> **The task**: Scan the data below for the string "value". Show every line where it turns up.

----------

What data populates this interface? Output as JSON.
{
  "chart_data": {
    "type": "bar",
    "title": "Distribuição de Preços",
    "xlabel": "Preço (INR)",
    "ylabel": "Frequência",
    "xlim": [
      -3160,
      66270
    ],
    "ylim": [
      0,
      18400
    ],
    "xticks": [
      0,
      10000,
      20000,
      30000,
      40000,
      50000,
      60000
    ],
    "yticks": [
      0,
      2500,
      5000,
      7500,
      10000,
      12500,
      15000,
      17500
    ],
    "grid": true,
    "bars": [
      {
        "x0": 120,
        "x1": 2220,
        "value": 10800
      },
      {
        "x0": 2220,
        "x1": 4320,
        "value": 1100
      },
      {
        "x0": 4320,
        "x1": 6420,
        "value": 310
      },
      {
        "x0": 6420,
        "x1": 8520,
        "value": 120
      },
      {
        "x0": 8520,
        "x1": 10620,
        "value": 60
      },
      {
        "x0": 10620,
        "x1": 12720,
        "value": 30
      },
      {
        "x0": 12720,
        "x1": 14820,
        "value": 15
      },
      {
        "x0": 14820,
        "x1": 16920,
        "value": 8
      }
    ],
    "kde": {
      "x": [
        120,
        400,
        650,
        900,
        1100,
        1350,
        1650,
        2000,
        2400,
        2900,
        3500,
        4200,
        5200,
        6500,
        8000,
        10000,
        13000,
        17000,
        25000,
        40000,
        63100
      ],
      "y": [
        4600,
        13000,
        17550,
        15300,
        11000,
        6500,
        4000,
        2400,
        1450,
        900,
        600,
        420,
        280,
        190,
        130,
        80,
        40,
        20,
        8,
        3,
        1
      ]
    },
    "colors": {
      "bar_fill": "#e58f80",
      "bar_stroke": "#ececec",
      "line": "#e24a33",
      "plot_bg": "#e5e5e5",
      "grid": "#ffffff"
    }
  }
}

----------

> **Output**:
        "value": 10800
        "value": 1100
        "value": 310
        "value": 120
        "value": 60
        "value": 30
        "value": 15
        "value": 8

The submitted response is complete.